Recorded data
START
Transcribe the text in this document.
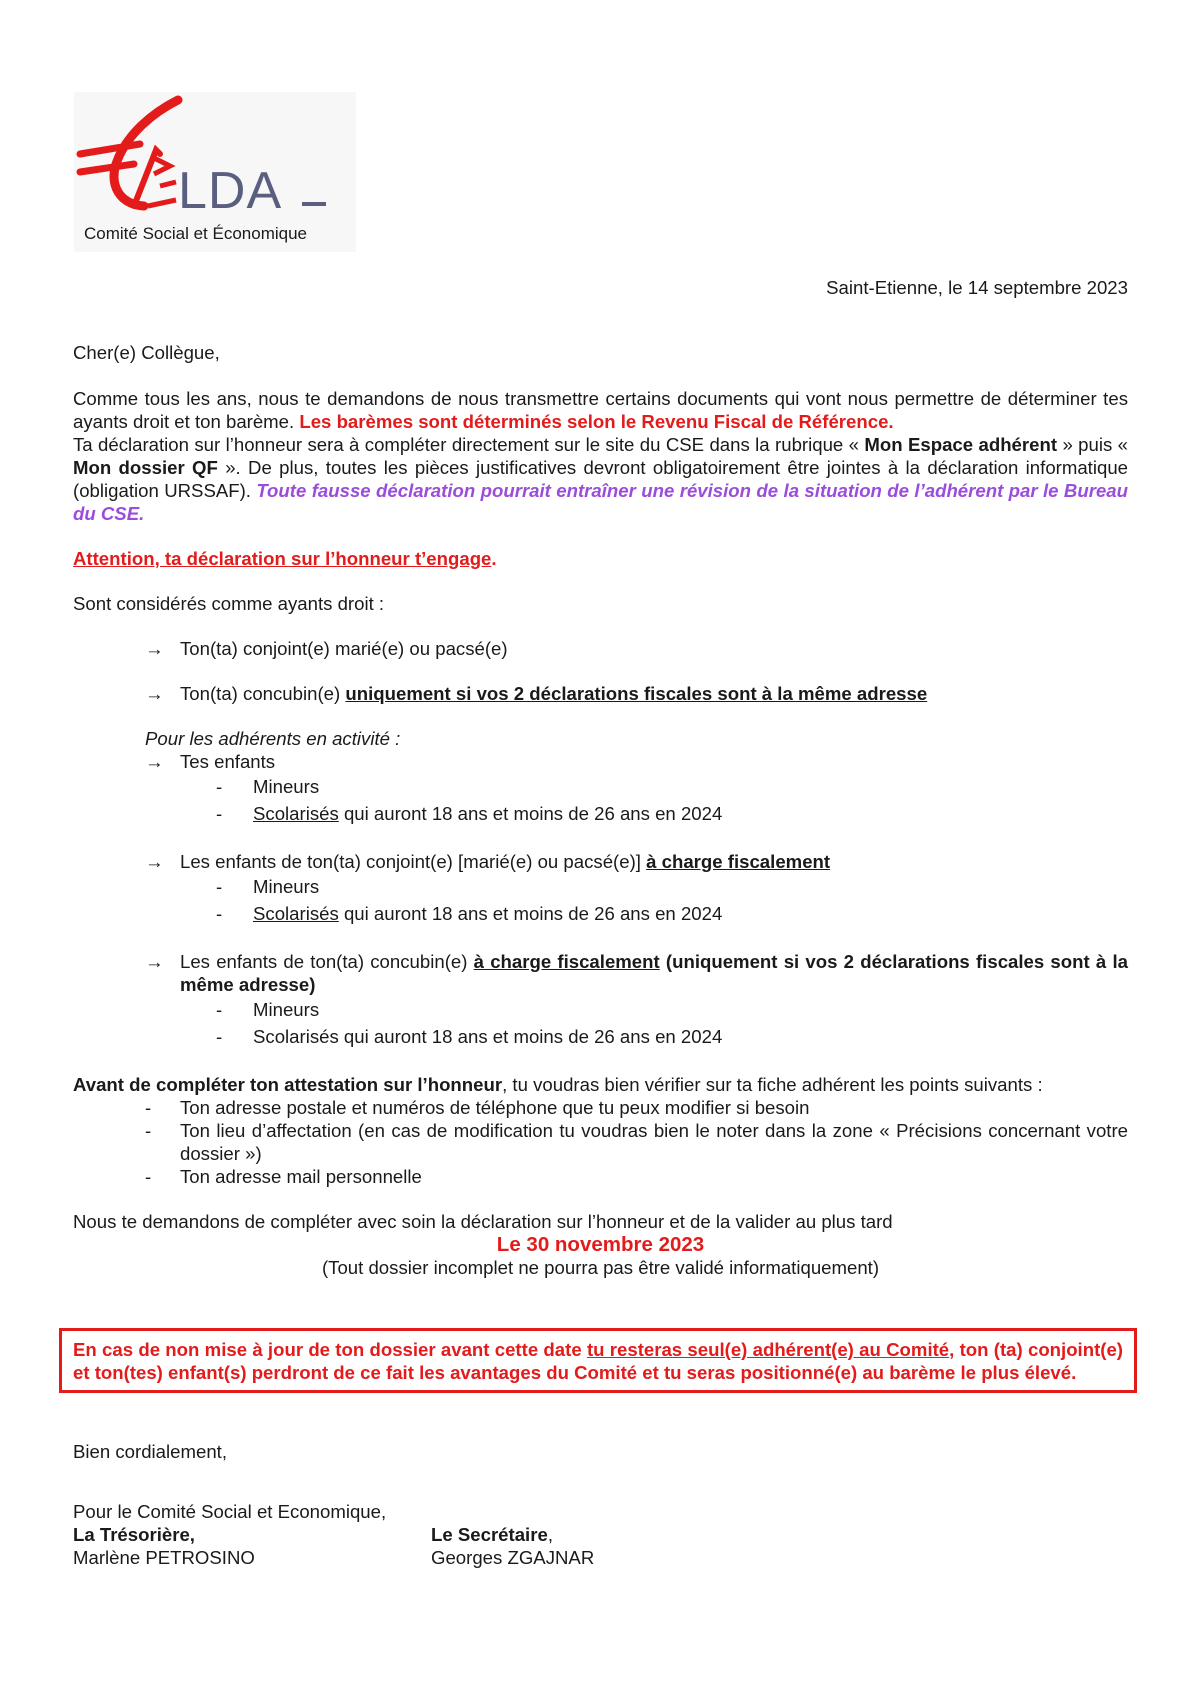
LDA
Comité Social et Économique
Saint-Etienne, le 14 septembre 2023

Cher(e) Collègue,

Comme tous les ans, nous te demandons de nous transmettre certains documents qui vont nous permettre de déterminer tes ayants droit et ton barème. Les barèmes sont déterminés selon le Revenu Fiscal de Référence.
Ta déclaration sur l’honneur sera à compléter directement sur le site du CSE dans la rubrique « Mon Espace adhérent » puis « Mon dossier QF ». De plus, toutes les pièces justificatives devront obligatoirement être jointes à la déclaration informatique (obligation URSSAF). Toute fausse déclaration pourrait entraîner une révision de la situation de l’adhérent par le Bureau du CSE.

Attention, ta déclaration sur l’honneur t’engage.

Sont considérés comme ayants droit :

→ Ton(ta) conjoint(e) marié(e) ou pacsé(e)
→ Ton(ta) concubin(e) uniquement si vos 2 déclarations fiscales sont à la même adresse

Pour les adhérents en activité :

→ Tes enfants
- Mineurs
- Scolarisés qui auront 18 ans et moins de 26 ans en 2024
→ Les enfants de ton(ta) conjoint(e) [marié(e) ou pacsé(e)] à charge fiscalement
- Mineurs
- Scolarisés qui auront 18 ans et moins de 26 ans en 2024
→ Les enfants de ton(ta) concubin(e) à charge fiscalement (uniquement si vos 2 déclarations fiscales sont à la même adresse)
- Mineurs
- Scolarisés qui auront 18 ans et moins de 26 ans en 2024

Avant de compléter ton attestation sur l’honneur, tu voudras bien vérifier sur ta fiche adhérent les points suivants :

- Ton adresse postale et numéros de téléphone que tu peux modifier si besoin
- Ton lieu d’affectation (en cas de modification tu voudras bien le noter dans la zone « Précisions concernant votre dossier »)
- Ton adresse mail personnelle

Nous te demandons de compléter avec soin la déclaration sur l’honneur et de la valider au plus tard

Le 30 novembre 2023

(Tout dossier incomplet ne pourra pas être validé informatiquement)

En cas de non mise à jour de ton dossier avant cette date tu resteras seul(e) adhérent(e) au Comité, ton (ta) conjoint(e) et ton(tes) enfant(s) perdront de ce fait les avantages du Comité et tu seras positionné(e) au barème le plus élevé.
Bien cordialement,
Pour le Comité Social et Economique,
La Trésorière,
Marlène PETROSINO
Le Secrétaire,
Georges ZGAJNAR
END
The records above need to be restated word for word, with the pictures left out.

● Answer for the task
Transcribe the text in this document.
LDA
Comité Social et Économique
Saint-Etienne, le 14 septembre 2023

Cher(e) Collègue,

Comme tous les ans, nous te demandons de nous transmettre certains documents qui vont nous permettre de déterminer tes ayants droit et ton barème. Les barèmes sont déterminés selon le Revenu Fiscal de Référence.
Ta déclaration sur l’honneur sera à compléter directement sur le site du CSE dans la rubrique « Mon Espace adhérent » puis « Mon dossier QF ». De plus, toutes les pièces justificatives devront obligatoirement être jointes à la déclaration informatique (obligation URSSAF). Toute fausse déclaration pourrait entraîner une révision de la situation de l’adhérent par le Bureau du CSE.

Attention, ta déclaration sur l’honneur t’engage.

Sont considérés comme ayants droit :

→ Ton(ta) conjoint(e) marié(e) ou pacsé(e)
→ Ton(ta) concubin(e) uniquement si vos 2 déclarations fiscales sont à la même adresse

Pour les adhérents en activité :

→ Tes enfants
- Mineurs
- Scolarisés qui auront 18 ans et moins de 26 ans en 2024
→ Les enfants de ton(ta) conjoint(e) [marié(e) ou pacsé(e)] à charge fiscalement
- Mineurs
- Scolarisés qui auront 18 ans et moins de 26 ans en 2024
→ Les enfants de ton(ta) concubin(e) à charge fiscalement (uniquement si vos 2 déclarations fiscales sont à la même adresse)
- Mineurs
- Scolarisés qui auront 18 ans et moins de 26 ans en 2024

Avant de compléter ton attestation sur l’honneur, tu voudras bien vérifier sur ta fiche adhérent les points suivants :

- Ton adresse postale et numéros de téléphone que tu peux modifier si besoin
- Ton lieu d’affectation (en cas de modification tu voudras bien le noter dans la zone « Précisions concernant votre dossier »)
- Ton adresse mail personnelle

Nous te demandons de compléter avec soin la déclaration sur l’honneur et de la valider au plus tard

Le 30 novembre 2023

(Tout dossier incomplet ne pourra pas être validé informatiquement)

En cas de non mise à jour de ton dossier avant cette date tu resteras seul(e) adhérent(e) au Comité, ton (ta) conjoint(e) et ton(tes) enfant(s) perdront de ce fait les avantages du Comité et tu seras positionné(e) au barème le plus élevé.
Bien cordialement,
Pour le Comité Social et Economique,
La Trésorière,
Marlène PETROSINO
Le Secrétaire,
Georges ZGAJNAR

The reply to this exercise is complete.